----- Data to process

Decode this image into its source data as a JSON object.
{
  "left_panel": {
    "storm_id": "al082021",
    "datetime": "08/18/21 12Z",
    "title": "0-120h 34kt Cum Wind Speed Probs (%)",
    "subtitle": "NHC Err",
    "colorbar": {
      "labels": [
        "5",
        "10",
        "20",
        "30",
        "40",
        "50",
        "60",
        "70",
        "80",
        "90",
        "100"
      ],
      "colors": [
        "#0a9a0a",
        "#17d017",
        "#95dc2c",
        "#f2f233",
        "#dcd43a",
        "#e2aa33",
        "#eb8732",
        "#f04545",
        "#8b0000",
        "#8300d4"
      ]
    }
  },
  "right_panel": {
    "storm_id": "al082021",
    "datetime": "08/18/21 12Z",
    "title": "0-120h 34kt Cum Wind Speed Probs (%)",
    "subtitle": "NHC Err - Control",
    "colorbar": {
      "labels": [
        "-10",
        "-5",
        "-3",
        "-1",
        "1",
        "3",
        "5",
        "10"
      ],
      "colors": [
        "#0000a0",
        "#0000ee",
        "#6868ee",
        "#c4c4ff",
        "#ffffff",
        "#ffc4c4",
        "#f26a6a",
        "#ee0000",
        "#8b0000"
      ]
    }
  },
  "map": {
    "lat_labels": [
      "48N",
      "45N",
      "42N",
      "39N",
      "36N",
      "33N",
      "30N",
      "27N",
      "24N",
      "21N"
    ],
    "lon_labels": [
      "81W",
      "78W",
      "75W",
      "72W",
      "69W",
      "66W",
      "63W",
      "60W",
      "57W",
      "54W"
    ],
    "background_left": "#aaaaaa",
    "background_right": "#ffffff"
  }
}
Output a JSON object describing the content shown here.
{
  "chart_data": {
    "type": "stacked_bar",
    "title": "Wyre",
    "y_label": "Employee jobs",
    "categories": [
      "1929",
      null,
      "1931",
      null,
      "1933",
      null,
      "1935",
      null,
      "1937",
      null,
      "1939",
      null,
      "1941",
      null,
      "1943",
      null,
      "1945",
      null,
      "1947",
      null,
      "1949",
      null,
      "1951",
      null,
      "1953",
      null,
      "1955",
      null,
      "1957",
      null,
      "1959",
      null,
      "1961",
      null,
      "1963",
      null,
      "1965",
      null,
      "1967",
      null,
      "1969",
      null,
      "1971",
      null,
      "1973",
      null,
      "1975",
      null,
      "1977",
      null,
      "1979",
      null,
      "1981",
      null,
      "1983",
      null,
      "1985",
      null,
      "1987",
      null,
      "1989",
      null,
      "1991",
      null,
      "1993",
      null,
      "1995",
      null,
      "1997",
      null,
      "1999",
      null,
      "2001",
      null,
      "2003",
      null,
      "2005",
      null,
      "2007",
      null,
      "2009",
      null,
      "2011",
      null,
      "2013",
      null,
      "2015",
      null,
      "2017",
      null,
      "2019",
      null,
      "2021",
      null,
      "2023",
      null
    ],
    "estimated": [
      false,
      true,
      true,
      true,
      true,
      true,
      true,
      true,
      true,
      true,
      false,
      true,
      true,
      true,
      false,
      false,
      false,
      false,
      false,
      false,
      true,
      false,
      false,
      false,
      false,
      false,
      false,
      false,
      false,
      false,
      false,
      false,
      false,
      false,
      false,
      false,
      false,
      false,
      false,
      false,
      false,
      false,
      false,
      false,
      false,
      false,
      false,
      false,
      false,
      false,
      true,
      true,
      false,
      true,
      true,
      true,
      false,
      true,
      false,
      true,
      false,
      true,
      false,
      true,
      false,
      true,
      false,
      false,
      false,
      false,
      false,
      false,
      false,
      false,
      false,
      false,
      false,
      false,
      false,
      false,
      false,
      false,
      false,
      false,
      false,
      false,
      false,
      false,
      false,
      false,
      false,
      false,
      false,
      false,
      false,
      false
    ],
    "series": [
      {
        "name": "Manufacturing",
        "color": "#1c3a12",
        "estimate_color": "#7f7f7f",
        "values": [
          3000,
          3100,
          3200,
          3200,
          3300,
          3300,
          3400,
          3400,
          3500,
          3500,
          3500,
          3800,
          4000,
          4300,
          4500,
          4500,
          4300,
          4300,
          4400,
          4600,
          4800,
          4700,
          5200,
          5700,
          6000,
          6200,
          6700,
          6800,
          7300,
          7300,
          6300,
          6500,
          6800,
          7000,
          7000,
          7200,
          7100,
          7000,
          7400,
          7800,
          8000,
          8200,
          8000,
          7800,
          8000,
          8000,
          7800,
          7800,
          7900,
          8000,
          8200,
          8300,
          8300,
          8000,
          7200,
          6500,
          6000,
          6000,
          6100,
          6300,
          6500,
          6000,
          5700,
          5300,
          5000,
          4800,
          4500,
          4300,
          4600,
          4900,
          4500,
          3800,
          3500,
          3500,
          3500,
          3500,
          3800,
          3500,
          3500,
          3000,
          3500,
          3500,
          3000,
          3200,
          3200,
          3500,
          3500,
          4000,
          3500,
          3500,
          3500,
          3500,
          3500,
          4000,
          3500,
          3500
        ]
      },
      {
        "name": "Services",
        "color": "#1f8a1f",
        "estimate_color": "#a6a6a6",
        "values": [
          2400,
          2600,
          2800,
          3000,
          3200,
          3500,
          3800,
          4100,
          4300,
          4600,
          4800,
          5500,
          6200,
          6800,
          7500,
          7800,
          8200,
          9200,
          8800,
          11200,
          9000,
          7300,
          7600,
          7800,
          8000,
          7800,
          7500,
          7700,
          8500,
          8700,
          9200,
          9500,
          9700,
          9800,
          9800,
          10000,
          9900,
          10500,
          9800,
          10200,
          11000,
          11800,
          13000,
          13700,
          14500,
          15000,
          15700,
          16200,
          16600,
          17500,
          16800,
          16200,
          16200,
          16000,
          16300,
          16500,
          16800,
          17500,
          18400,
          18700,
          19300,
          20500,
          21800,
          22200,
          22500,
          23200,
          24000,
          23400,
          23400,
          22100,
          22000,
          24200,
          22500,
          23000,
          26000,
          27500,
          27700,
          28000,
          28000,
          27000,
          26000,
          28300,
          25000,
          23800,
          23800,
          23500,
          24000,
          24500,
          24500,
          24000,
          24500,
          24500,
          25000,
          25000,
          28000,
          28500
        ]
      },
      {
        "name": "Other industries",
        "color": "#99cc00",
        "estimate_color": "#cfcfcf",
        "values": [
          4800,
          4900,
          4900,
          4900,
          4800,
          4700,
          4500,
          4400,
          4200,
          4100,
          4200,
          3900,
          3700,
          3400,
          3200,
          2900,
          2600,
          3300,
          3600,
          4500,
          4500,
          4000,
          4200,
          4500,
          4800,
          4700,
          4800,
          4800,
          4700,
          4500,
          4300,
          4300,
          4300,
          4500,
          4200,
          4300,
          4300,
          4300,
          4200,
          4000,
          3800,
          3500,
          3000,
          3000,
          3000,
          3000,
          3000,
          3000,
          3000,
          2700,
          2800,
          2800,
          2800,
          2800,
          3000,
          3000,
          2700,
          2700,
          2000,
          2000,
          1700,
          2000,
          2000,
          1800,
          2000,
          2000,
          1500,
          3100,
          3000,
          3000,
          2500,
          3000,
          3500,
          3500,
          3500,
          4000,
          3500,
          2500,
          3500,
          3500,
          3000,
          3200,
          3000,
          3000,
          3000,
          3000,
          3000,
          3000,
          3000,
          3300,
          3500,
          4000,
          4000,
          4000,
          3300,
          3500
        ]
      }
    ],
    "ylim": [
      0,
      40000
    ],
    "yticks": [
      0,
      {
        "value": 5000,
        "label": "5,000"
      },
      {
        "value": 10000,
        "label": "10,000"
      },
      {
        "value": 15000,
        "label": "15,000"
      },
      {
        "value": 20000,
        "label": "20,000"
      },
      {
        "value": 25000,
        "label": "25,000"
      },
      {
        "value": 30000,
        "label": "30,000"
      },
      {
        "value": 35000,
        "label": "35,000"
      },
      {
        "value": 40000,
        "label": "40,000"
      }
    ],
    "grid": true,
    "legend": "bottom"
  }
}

----------

== Work to be completed ==
Reply with nothing except the number of lines in the listing above that include "name".

== Task answer ==
3